- Problem to work on: Reproduce all the lines exactly as they stand, apart from the pictures.

- Stored records:
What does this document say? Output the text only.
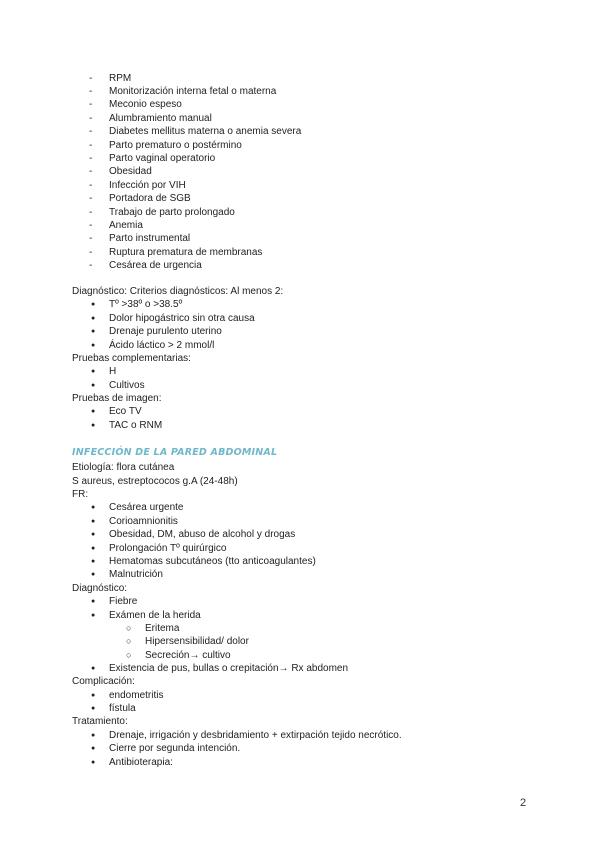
- RPM
- Monitorización interna fetal o materna
- Meconio espeso
- Alumbramiento manual
- Diabetes mellitus materna o anemia severa
- Parto prematuro o postérmino
- Parto vaginal operatorio
- Obesidad
- Infección por VIH
- Portadora de SGB
- Trabajo de parto prolongado
- Anemia
- Parto instrumental
- Ruptura prematura de membranas
- Cesárea de urgencia
Diagnóstico: Criterios diagnósticos: Al menos 2:
● Tº >38º o >38.5º
● Dolor hipogástrico sin otra causa
● Drenaje purulento uterino
● Ácido láctico > 2 mmol/l
Pruebas complementarias:
● H
● Cultivos
Pruebas de imagen:
● Eco TV
● TAC o RNM
INFECCIÓN DE LA PARED ABDOMINAL
Etiología: flora cutánea
S aureus, estreptococos g.A (24-48h)
FR:
● Cesárea urgente
● Corioamnionitis
● Obesidad, DM, abuso de alcohol y drogas
● Prolongación Tº quirúrgico
● Hematomas subcutáneos (tto anticoagulantes)
● Malnutrición
Diagnóstico:
● Fiebre
● Exámen de la herida
○ Eritema
○ Hipersensibilidad/ dolor
○ Secreción→ cultivo
● Existencia de pus, bullas o crepitación→ Rx abdomen
Complicación:
● endometritis
● fístula
Tratamiento:
● Drenaje, irrigación y desbridamiento + extirpación tejido necrótico.
● Cierre por segunda intención.
● Antibioterapia:
2
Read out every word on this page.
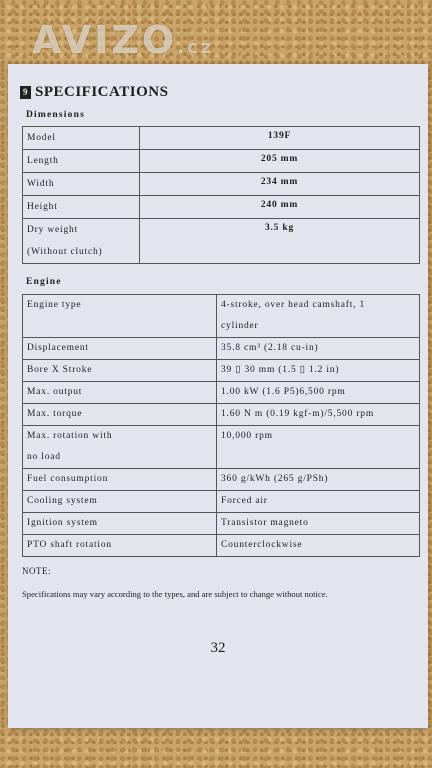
AVIZO.cz
9 SPECIFICATIONS
Dimensions
Model	139F
Length	205 mm
Width	234 mm
Height	240 mm

Dry weight
(Without clutch)	3.5 kg
Engine
Engine type	4-stroke, over head camshaft, 1
cylinder

Displacement	35.8 cm³ (2.18 cu-in)
Bore X Stroke	39 ▯ 30 mm (1.5 ▯ 1.2 in)
Max. output	1.00 kW (1.6 P5)6,500 rpm
Max. torque	1.60 N m (0.19 kgf-m)/5,500 rpm

Max. rotation with
no load	10,000 rpm
Fuel consumption	360 g/kWh (265 g/PSh)
Cooling system	Forced air
Ignition system	Transistor magneto
PTO shaft rotation	Counterclockwise
NOTE:
Specifications may vary according to the types, and are subject to change without notice.
32
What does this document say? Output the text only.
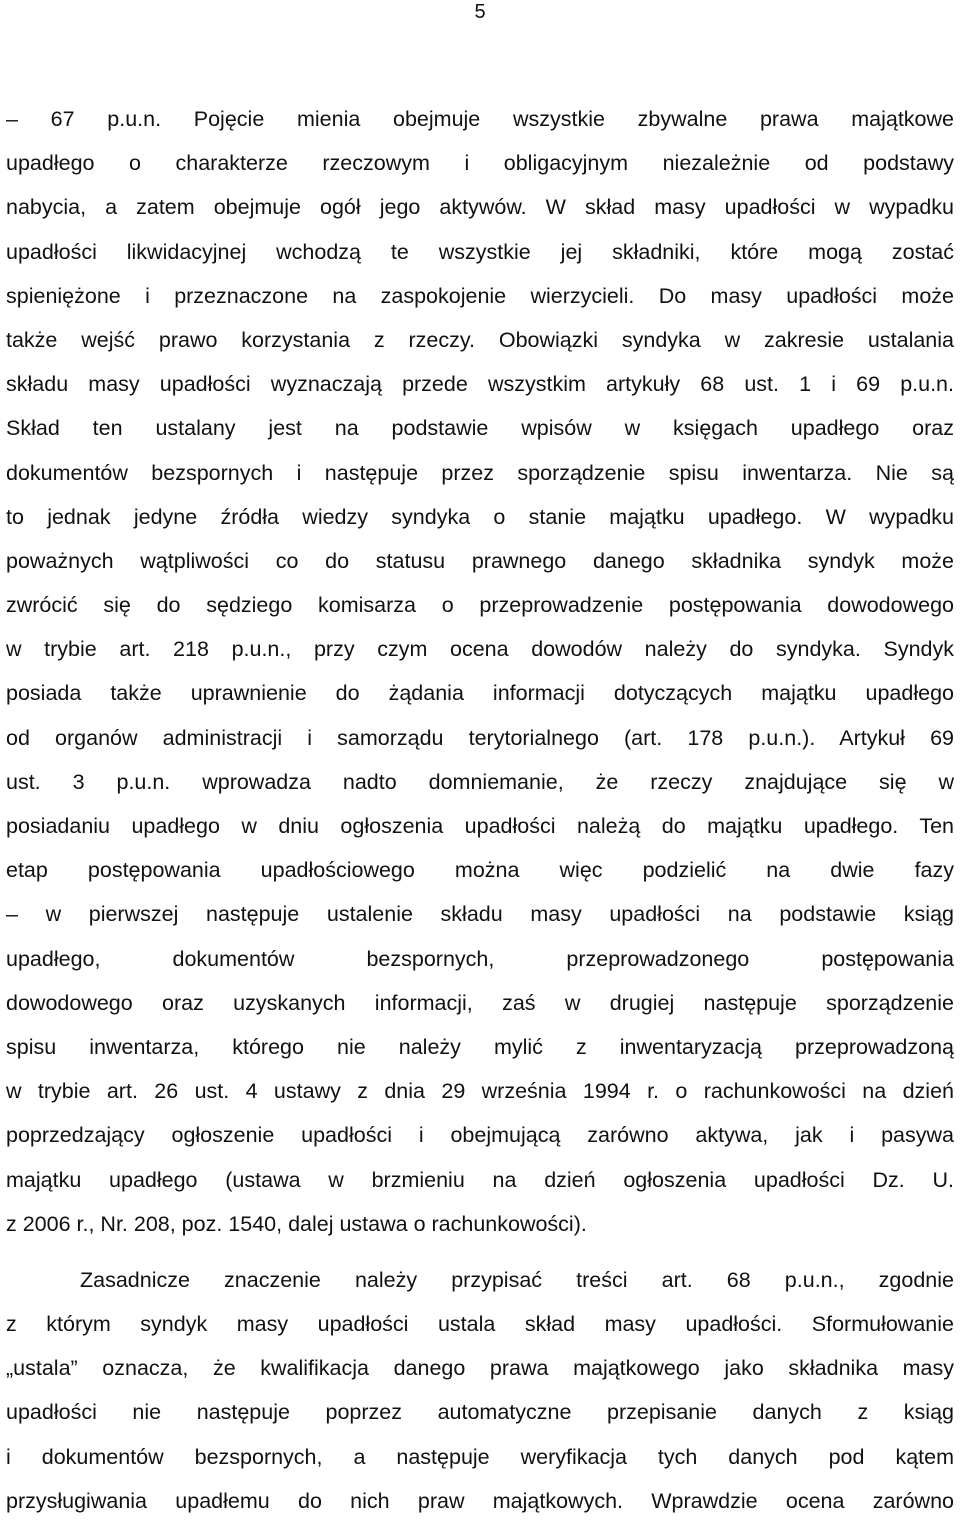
5
– 67 p.u.n. Pojęcie mienia obejmuje wszystkie zbywalne prawa majątkowe
upadłego o charakterze rzeczowym i obligacyjnym niezależnie od podstawy
nabycia, a zatem obejmuje ogół jego aktywów. W skład masy upadłości w wypadku
upadłości likwidacyjnej wchodzą te wszystkie jej składniki, które mogą zostać
spieniężone i przeznaczone na zaspokojenie wierzycieli. Do masy upadłości może
także wejść prawo korzystania z rzeczy. Obowiązki syndyka w zakresie ustalania
składu masy upadłości wyznaczają przede wszystkim artykuły 68 ust. 1 i 69 p.u.n.
Skład ten ustalany jest na podstawie wpisów w księgach upadłego oraz
dokumentów bezspornych i następuje przez sporządzenie spisu inwentarza. Nie są
to jednak jedyne źródła wiedzy syndyka o stanie majątku upadłego. W wypadku
poważnych wątpliwości co do statusu prawnego danego składnika syndyk może
zwrócić się do sędziego komisarza o przeprowadzenie postępowania dowodowego
w trybie art. 218 p.u.n., przy czym ocena dowodów należy do syndyka. Syndyk
posiada także uprawnienie do żądania informacji dotyczących majątku upadłego
od organów administracji i samorządu terytorialnego (art. 178 p.u.n.). Artykuł 69
ust. 3 p.u.n. wprowadza nadto domniemanie, że rzeczy znajdujące się w
posiadaniu upadłego w dniu ogłoszenia upadłości należą do majątku upadłego. Ten
etap postępowania upadłościowego można więc podzielić na dwie fazy
– w pierwszej następuje ustalenie składu masy upadłości na podstawie ksiąg
upadłego, dokumentów bezspornych, przeprowadzonego postępowania
dowodowego oraz uzyskanych informacji, zaś w drugiej następuje sporządzenie
spisu inwentarza, którego nie należy mylić z inwentaryzacją przeprowadzoną
w trybie art. 26 ust. 4 ustawy z dnia 29 września 1994 r. o rachunkowości na dzień
poprzedzający ogłoszenie upadłości i obejmującą zarówno aktywa, jak i pasywa
majątku upadłego (ustawa w brzmieniu na dzień ogłoszenia upadłości Dz. U.
z 2006 r., Nr. 208, poz. 1540, dalej ustawa o rachunkowości).
Zasadnicze znaczenie należy przypisać treści art. 68 p.u.n., zgodnie
z którym syndyk masy upadłości ustala skład masy upadłości. Sformułowanie
„ustala” oznacza, że kwalifikacja danego prawa majątkowego jako składnika masy
upadłości nie następuje poprzez automatyczne przepisanie danych z ksiąg
i dokumentów bezspornych, a następuje weryfikacja tych danych pod kątem
przysługiwania upadłemu do nich praw majątkowych. Wprawdzie ocena zarówno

- Written solution:
What does this document say? Output the text only.
- RPM
- Monitorización interna fetal o materna
- Meconio espeso
- Alumbramiento manual
- Diabetes mellitus materna o anemia severa
- Parto prematuro o postérmino
- Parto vaginal operatorio
- Obesidad
- Infección por VIH
- Portadora de SGB
- Trabajo de parto prolongado
- Anemia
- Parto instrumental
- Ruptura prematura de membranas
- Cesárea de urgencia
Diagnóstico: Criterios diagnósticos: Al menos 2:
● Tº >38º o >38.5º
● Dolor hipogástrico sin otra causa
● Drenaje purulento uterino
● Ácido láctico > 2 mmol/l
Pruebas complementarias:
● H
● Cultivos
Pruebas de imagen:
● Eco TV
● TAC o RNM
INFECCIÓN DE LA PARED ABDOMINAL
Etiología: flora cutánea
S aureus, estreptococos g.A (24-48h)
FR:
● Cesárea urgente
● Corioamnionitis
● Obesidad, DM, abuso de alcohol y drogas
● Prolongación Tº quirúrgico
● Hematomas subcutáneos (tto anticoagulantes)
● Malnutrición
Diagnóstico:
● Fiebre
● Exámen de la herida
○ Eritema
○ Hipersensibilidad/ dolor
○ Secreción→ cultivo
● Existencia de pus, bullas o crepitación→ Rx abdomen
Complicación:
● endometritis
● fístula
Tratamiento:
● Drenaje, irrigación y desbridamiento + extirpación tejido necrótico.
● Cierre por segunda intención.
● Antibioterapia:
2
Read out every word on this page.
AVIZO.cz
9 SPECIFICATIONS
Dimensions
Model	139F
Length	205 mm
Width	234 mm
Height	240 mm

Dry weight
(Without clutch)	3.5 kg
Engine
Engine type	4-stroke, over head camshaft, 1
cylinder

Displacement	35.8 cm³ (2.18 cu-in)
Bore X Stroke	39 ▯ 30 mm (1.5 ▯ 1.2 in)
Max. output	1.00 kW (1.6 P5)6,500 rpm
Max. torque	1.60 N m (0.19 kgf-m)/5,500 rpm

Max. rotation with
no load	10,000 rpm
Fuel consumption	360 g/kWh (265 g/PSh)
Cooling system	Forced air
Ignition system	Transistor magneto
PTO shaft rotation	Counterclockwise
NOTE:
Specifications may vary according to the types, and are subject to change without notice.
32
What does this document say? Output the text only.
5
– 67 p.u.n. Pojęcie mienia obejmuje wszystkie zbywalne prawa majątkowe
upadłego o charakterze rzeczowym i obligacyjnym niezależnie od podstawy
nabycia, a zatem obejmuje ogół jego aktywów. W skład masy upadłości w wypadku
upadłości likwidacyjnej wchodzą te wszystkie jej składniki, które mogą zostać
spieniężone i przeznaczone na zaspokojenie wierzycieli. Do masy upadłości może
także wejść prawo korzystania z rzeczy. Obowiązki syndyka w zakresie ustalania
składu masy upadłości wyznaczają przede wszystkim artykuły 68 ust. 1 i 69 p.u.n.
Skład ten ustalany jest na podstawie wpisów w księgach upadłego oraz
dokumentów bezspornych i następuje przez sporządzenie spisu inwentarza. Nie są
to jednak jedyne źródła wiedzy syndyka o stanie majątku upadłego. W wypadku
poważnych wątpliwości co do statusu prawnego danego składnika syndyk może
zwrócić się do sędziego komisarza o przeprowadzenie postępowania dowodowego
w trybie art. 218 p.u.n., przy czym ocena dowodów należy do syndyka. Syndyk
posiada także uprawnienie do żądania informacji dotyczących majątku upadłego
od organów administracji i samorządu terytorialnego (art. 178 p.u.n.). Artykuł 69
ust. 3 p.u.n. wprowadza nadto domniemanie, że rzeczy znajdujące się w
posiadaniu upadłego w dniu ogłoszenia upadłości należą do majątku upadłego. Ten
etap postępowania upadłościowego można więc podzielić na dwie fazy
– w pierwszej następuje ustalenie składu masy upadłości na podstawie ksiąg
upadłego, dokumentów bezspornych, przeprowadzonego postępowania
dowodowego oraz uzyskanych informacji, zaś w drugiej następuje sporządzenie
spisu inwentarza, którego nie należy mylić z inwentaryzacją przeprowadzoną
w trybie art. 26 ust. 4 ustawy z dnia 29 września 1994 r. o rachunkowości na dzień
poprzedzający ogłoszenie upadłości i obejmującą zarówno aktywa, jak i pasywa
majątku upadłego (ustawa w brzmieniu na dzień ogłoszenia upadłości Dz. U.
z 2006 r., Nr. 208, poz. 1540, dalej ustawa o rachunkowości).
Zasadnicze znaczenie należy przypisać treści art. 68 p.u.n., zgodnie
z którym syndyk masy upadłości ustala skład masy upadłości. Sformułowanie
„ustala” oznacza, że kwalifikacja danego prawa majątkowego jako składnika masy
upadłości nie następuje poprzez automatyczne przepisanie danych z ksiąg
i dokumentów bezspornych, a następuje weryfikacja tych danych pod kątem
przysługiwania upadłemu do nich praw majątkowych. Wprawdzie ocena zarówno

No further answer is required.